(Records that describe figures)
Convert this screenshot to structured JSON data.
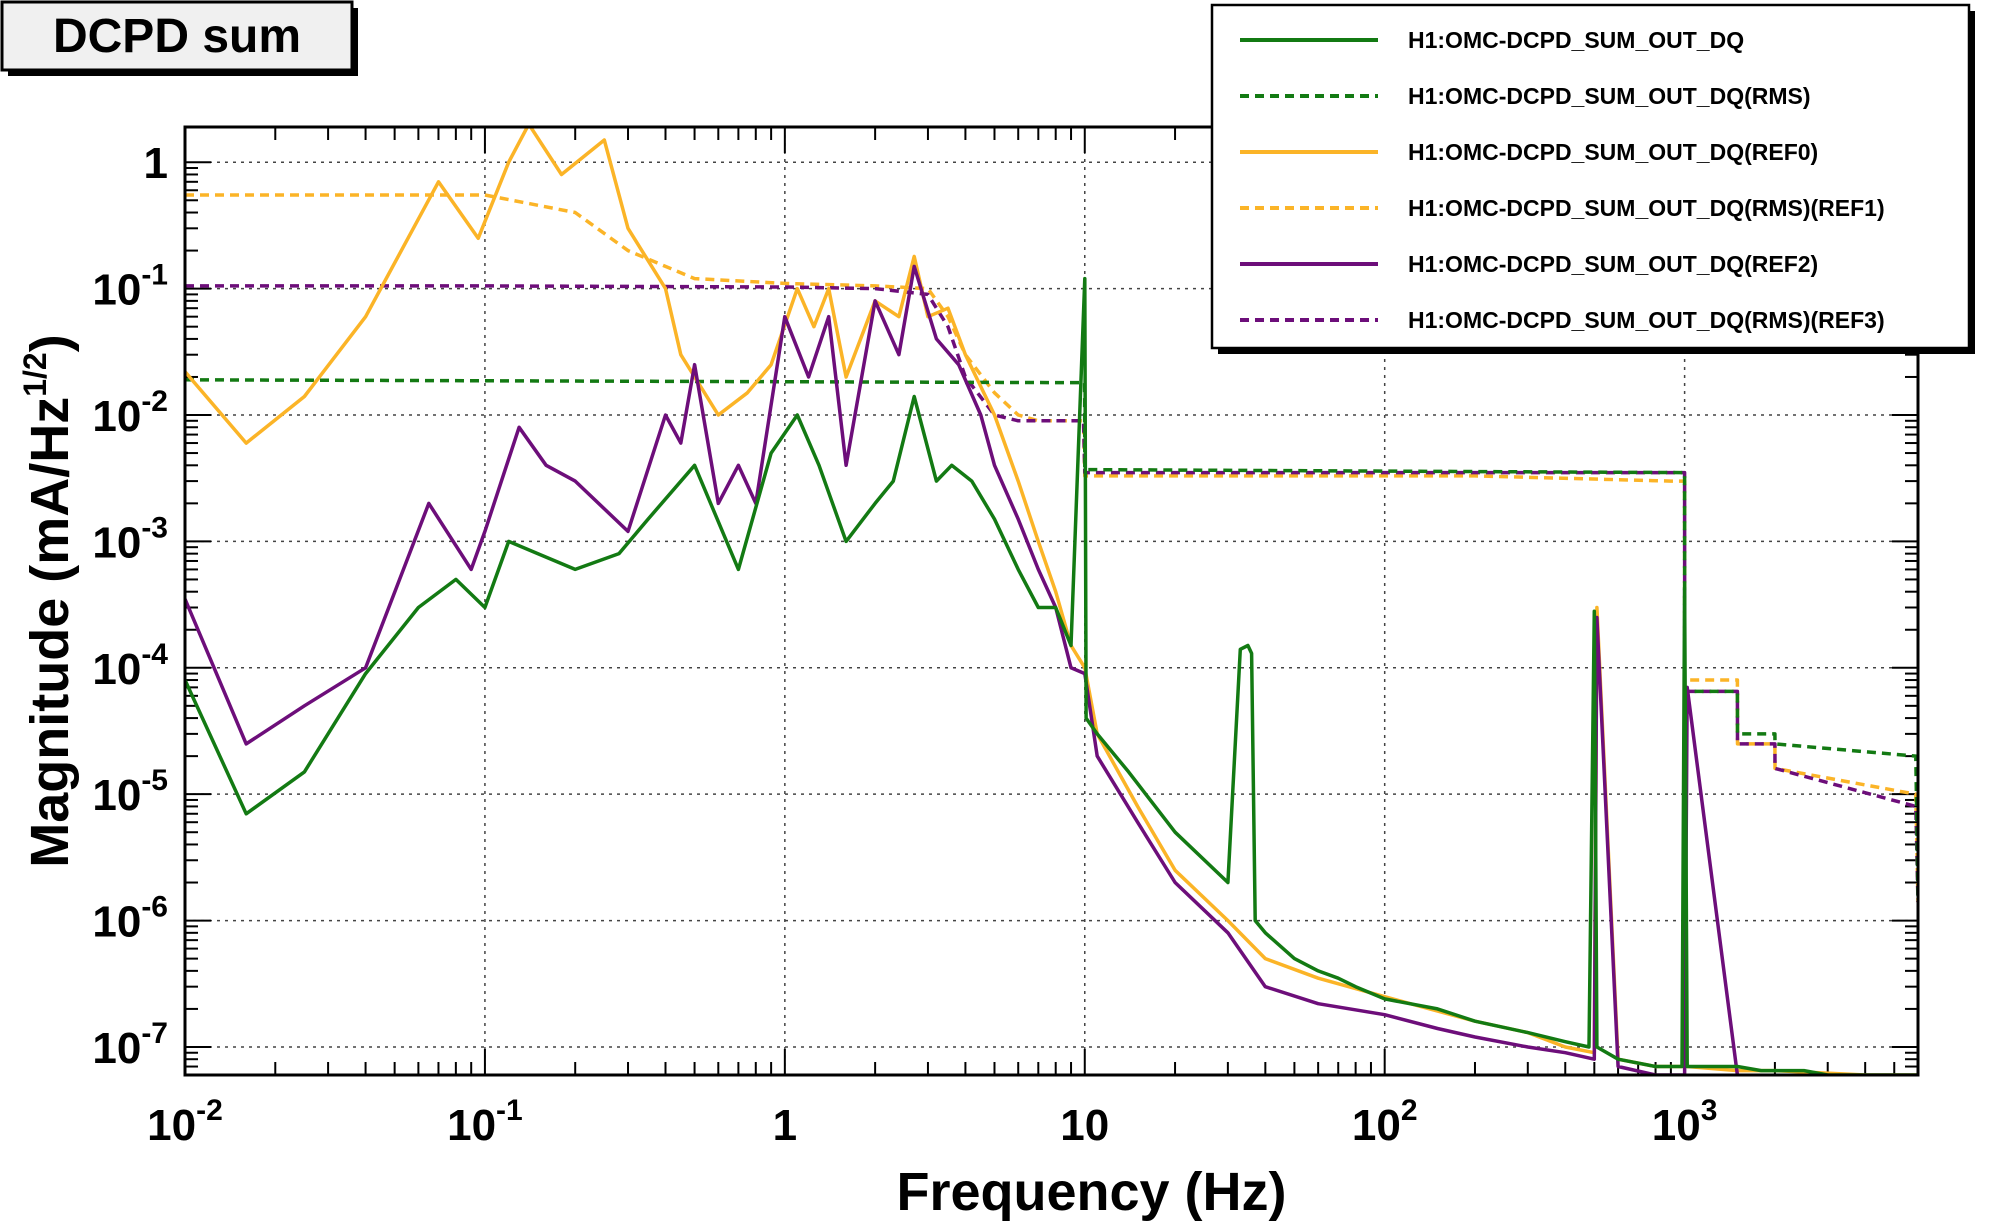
{
  "chart_data": {
    "type": "line",
    "title": "DCPD sum",
    "xlabel": "Frequency (Hz)",
    "ylabel": "Magnitude (mA/Hz",
    "ylabel_sup": "1/2",
    "ylabel_close": ")",
    "x_scale": "log",
    "y_scale": "log",
    "xlim": [
      0.01,
      6000
    ],
    "ylim": [
      6e-08,
      1.9
    ],
    "grid": true,
    "legend_position": "top-right",
    "x_ticks": [
      {
        "value": 0.01,
        "base": "10",
        "exp": "-2"
      },
      {
        "value": 0.1,
        "base": "10",
        "exp": "-1"
      },
      {
        "value": 1,
        "base": "1",
        "exp": ""
      },
      {
        "value": 10,
        "base": "10",
        "exp": ""
      },
      {
        "value": 100,
        "base": "10",
        "exp": "2"
      },
      {
        "value": 1000,
        "base": "10",
        "exp": "3"
      }
    ],
    "y_ticks": [
      {
        "value": 1,
        "base": "1",
        "exp": ""
      },
      {
        "value": 0.1,
        "base": "10",
        "exp": "-1"
      },
      {
        "value": 0.01,
        "base": "10",
        "exp": "-2"
      },
      {
        "value": 0.001,
        "base": "10",
        "exp": "-3"
      },
      {
        "value": 0.0001,
        "base": "10",
        "exp": "-4"
      },
      {
        "value": 1e-05,
        "base": "10",
        "exp": "-5"
      },
      {
        "value": 1e-06,
        "base": "10",
        "exp": "-6"
      },
      {
        "value": 1e-07,
        "base": "10",
        "exp": "-7"
      }
    ],
    "series": [
      {
        "name": "H1:OMC-DCPD_SUM_OUT_DQ",
        "color": "#137a13",
        "dash": "solid",
        "x": [
          0.01,
          0.016,
          0.025,
          0.04,
          0.06,
          0.08,
          0.1,
          0.12,
          0.15,
          0.2,
          0.28,
          0.35,
          0.5,
          0.7,
          0.9,
          1.1,
          1.3,
          1.6,
          2.0,
          2.3,
          2.7,
          3.2,
          3.6,
          4.2,
          5,
          6,
          7,
          8,
          9,
          10,
          10.1,
          11,
          14,
          20,
          30,
          33,
          35,
          36,
          37,
          40,
          50,
          60,
          70,
          80,
          100,
          150,
          200,
          300,
          400,
          480,
          500,
          510,
          600,
          800,
          980,
          1000,
          1020,
          1200,
          1500,
          1800,
          2000,
          2500,
          3000,
          4000,
          5000,
          6000
        ],
        "y": [
          8e-05,
          7e-06,
          1.5e-05,
          9e-05,
          0.0003,
          0.0005,
          0.0003,
          0.001,
          0.0008,
          0.0006,
          0.0008,
          0.0015,
          0.004,
          0.0006,
          0.005,
          0.01,
          0.004,
          0.001,
          0.002,
          0.003,
          0.014,
          0.003,
          0.004,
          0.003,
          0.0015,
          0.0006,
          0.0003,
          0.0003,
          0.00015,
          0.12,
          4e-05,
          3e-05,
          1.5e-05,
          5e-06,
          2e-06,
          0.00014,
          0.00015,
          0.00013,
          1e-06,
          8e-07,
          5e-07,
          4e-07,
          3.5e-07,
          3e-07,
          2.4e-07,
          2e-07,
          1.6e-07,
          1.3e-07,
          1.1e-07,
          1e-07,
          0.00028,
          1e-07,
          8e-08,
          7e-08,
          7e-08,
          0.00043,
          7e-08,
          7e-08,
          7e-08,
          6.5e-08,
          6.5e-08,
          6.5e-08,
          6e-08,
          6e-08,
          6e-08,
          6e-08
        ]
      },
      {
        "name": "H1:OMC-DCPD_SUM_OUT_DQ(RMS)",
        "color": "#137a13",
        "dash": "dashed",
        "x": [
          0.01,
          9.99,
          10,
          1000,
          1001,
          1500,
          1501,
          2000,
          2001,
          5900,
          6000
        ],
        "y": [
          0.019,
          0.018,
          0.0037,
          0.0035,
          6.5e-05,
          6.5e-05,
          3e-05,
          3e-05,
          2.5e-05,
          2e-05,
          1.5e-06
        ]
      },
      {
        "name": "H1:OMC-DCPD_SUM_OUT_DQ(REF0)",
        "color": "#fbb427",
        "dash": "solid",
        "x": [
          0.01,
          0.016,
          0.025,
          0.04,
          0.07,
          0.095,
          0.12,
          0.14,
          0.18,
          0.25,
          0.3,
          0.4,
          0.45,
          0.6,
          0.75,
          0.9,
          1.1,
          1.25,
          1.4,
          1.6,
          2.0,
          2.4,
          2.7,
          3.0,
          3.5,
          4.0,
          5,
          6,
          7,
          8,
          9,
          10,
          11,
          15,
          20,
          30,
          40,
          60,
          100,
          200,
          300,
          400,
          500,
          510,
          600,
          800,
          1000,
          1020,
          1500,
          2000,
          4000,
          6000
        ],
        "y": [
          0.022,
          0.006,
          0.014,
          0.06,
          0.7,
          0.25,
          1.0,
          2.0,
          0.8,
          1.5,
          0.3,
          0.1,
          0.03,
          0.01,
          0.015,
          0.025,
          0.1,
          0.05,
          0.1,
          0.02,
          0.08,
          0.06,
          0.18,
          0.06,
          0.07,
          0.03,
          0.01,
          0.003,
          0.001,
          0.0004,
          0.00015,
          0.0001,
          3e-05,
          8e-06,
          2.5e-06,
          1e-06,
          5e-07,
          3.5e-07,
          2.5e-07,
          1.6e-07,
          1.3e-07,
          1e-07,
          9e-08,
          0.0003,
          8e-08,
          7e-08,
          7e-08,
          7e-08,
          6.5e-08,
          6.5e-08,
          6e-08,
          6e-08
        ]
      },
      {
        "name": "H1:OMC-DCPD_SUM_OUT_DQ(RMS)(REF1)",
        "color": "#fbb427",
        "dash": "dashed",
        "x": [
          0.01,
          0.1,
          0.2,
          0.3,
          0.5,
          1,
          2,
          3,
          3.5,
          4,
          5,
          6,
          7,
          8,
          9.9,
          10,
          200,
          900,
          1000,
          1001,
          1500,
          1501,
          2000,
          2001,
          5900,
          6000
        ],
        "y": [
          0.55,
          0.55,
          0.4,
          0.2,
          0.12,
          0.11,
          0.105,
          0.1,
          0.06,
          0.03,
          0.015,
          0.01,
          0.009,
          0.009,
          0.009,
          0.0033,
          0.0033,
          0.003,
          0.003,
          8e-05,
          8e-05,
          2.5e-05,
          2.5e-05,
          1.6e-05,
          1e-05,
          1.4e-06
        ]
      },
      {
        "name": "H1:OMC-DCPD_SUM_OUT_DQ(REF2)",
        "color": "#6d0e7a",
        "dash": "solid",
        "x": [
          0.01,
          0.016,
          0.025,
          0.04,
          0.065,
          0.09,
          0.1,
          0.13,
          0.16,
          0.2,
          0.3,
          0.4,
          0.45,
          0.5,
          0.6,
          0.7,
          0.8,
          1.0,
          1.2,
          1.4,
          1.6,
          2.0,
          2.4,
          2.7,
          3.2,
          3.8,
          4.5,
          5,
          6,
          7,
          8,
          9,
          10,
          11,
          15,
          20,
          30,
          40,
          60,
          100,
          150,
          200,
          300,
          400,
          500,
          510,
          600,
          800,
          1000,
          1020,
          1500,
          2000,
          3000,
          6000
        ],
        "y": [
          0.00035,
          2.5e-05,
          5e-05,
          0.0001,
          0.002,
          0.0006,
          0.0012,
          0.008,
          0.004,
          0.003,
          0.0012,
          0.01,
          0.006,
          0.025,
          0.002,
          0.004,
          0.002,
          0.06,
          0.02,
          0.06,
          0.004,
          0.08,
          0.03,
          0.15,
          0.04,
          0.025,
          0.01,
          0.004,
          0.0015,
          0.0006,
          0.0003,
          0.0001,
          9e-05,
          2e-05,
          6e-06,
          2e-06,
          8e-07,
          3e-07,
          2.2e-07,
          1.8e-07,
          1.4e-07,
          1.2e-07,
          1e-07,
          9e-08,
          8e-08,
          0.00025,
          7e-08,
          6e-08,
          6e-08,
          7e-05,
          6e-08,
          5.5e-08,
          5.5e-08,
          5.5e-08
        ]
      },
      {
        "name": "H1:OMC-DCPD_SUM_OUT_DQ(RMS)(REF3)",
        "color": "#6d0e7a",
        "dash": "dashed",
        "x": [
          0.01,
          0.1,
          1,
          2,
          3,
          3.5,
          4,
          5,
          6,
          7,
          8,
          9.9,
          10,
          1000,
          1001,
          1500,
          1501,
          2000,
          2001,
          5900,
          6000
        ],
        "y": [
          0.105,
          0.105,
          0.103,
          0.1,
          0.09,
          0.05,
          0.02,
          0.01,
          0.009,
          0.009,
          0.009,
          0.009,
          0.0035,
          0.0035,
          6.5e-05,
          6.5e-05,
          2.5e-05,
          2.5e-05,
          1.6e-05,
          8e-06,
          1.4e-06
        ]
      }
    ]
  }
}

# [Given exercise]
Locate all lines in the listing above with the word "name". Copy them.

# [Reply]
        "name": "H1:OMC-DCPD_SUM_OUT_DQ",
        "name": "H1:OMC-DCPD_SUM_OUT_DQ(RMS)",
        "name": "H1:OMC-DCPD_SUM_OUT_DQ(REF0)",
        "name": "H1:OMC-DCPD_SUM_OUT_DQ(RMS)(REF1)",
        "name": "H1:OMC-DCPD_SUM_OUT_DQ(REF2)",
        "name": "H1:OMC-DCPD_SUM_OUT_DQ(RMS)(REF3)",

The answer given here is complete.